NR I would save the least famous series, his watercolours and in particular those on canvas… there are very few of them and they are almost lyrically beautiful, not mawkish… the colour is so aerial, pure, delicate and dignified, in the sense that it is never too sweet… and then there’s the fact that they’re difficult to make… I only ever learnt painting techniques but I understand how difficult it is to make a watercolour in those dimensions, 70x70 cm or even 70x100 cm, in a single gesture… I honestly don’t know how he did it. For my own personal pleasure I would save these aerial breaths, but if I had to say which of Antonio’s periods of work was very important, I would say Plastiche, the whole series which lasted 15 years in total; initially they were supports for applying colour, then they became the palette…

 EL Are there preparatory sketches for Plastiche too? As they are made of pre-existing materials, almost ready-mades of colour, I would be inclined to say no…

NR There are designs for Plastiche, as he cut them and made different, even minimal, interventions on the sheets; there are little drawings that indicate how and what shape to cut the Plastiche.

 EL But am I right in saying there are no sketches for Banchise?

NR You’re right, that practice remained a spontaneous choice, like choosing on the palette. Instead of using a brush, he would use scissors to compose. The Plastiche involved a large amount of manual work; it might not be immediately evident, but there was extensive intervention. The result hides the preparatory phase.

_Supplied material:_
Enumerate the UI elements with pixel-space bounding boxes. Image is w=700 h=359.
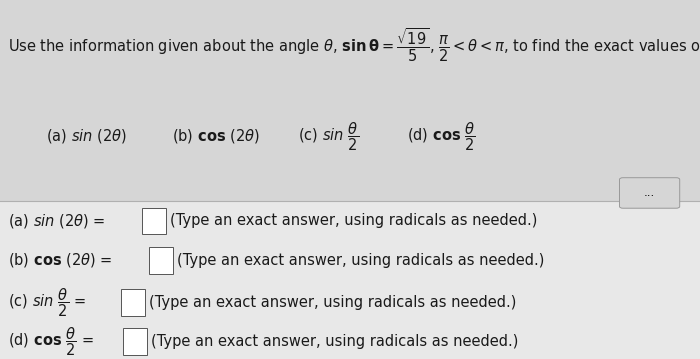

_Problems:_
• a. How many years did the Plastiche series last in total, according to the interview?
• b. List the qualities NR attributes to the colour of the watercolours in the interview.
• c. For each statement, say whether it agrees with the interview, quoting the words that decide it: (i) There are preparatory sketches for Banchise. (ii) He used scissors instead of a brush to compose. (iii) The Plastiche involved little manual work.

_Results:_
• a. 15 years

• b. aerial, pure, delicate, dignified

• c.
(i) No: "You’re right, that practice remained a spontaneous choice"
(ii) Yes: "Instead of using a brush, he would use scissors to compose."
(iii) No: "The Plastiche involved a large amount of manual work"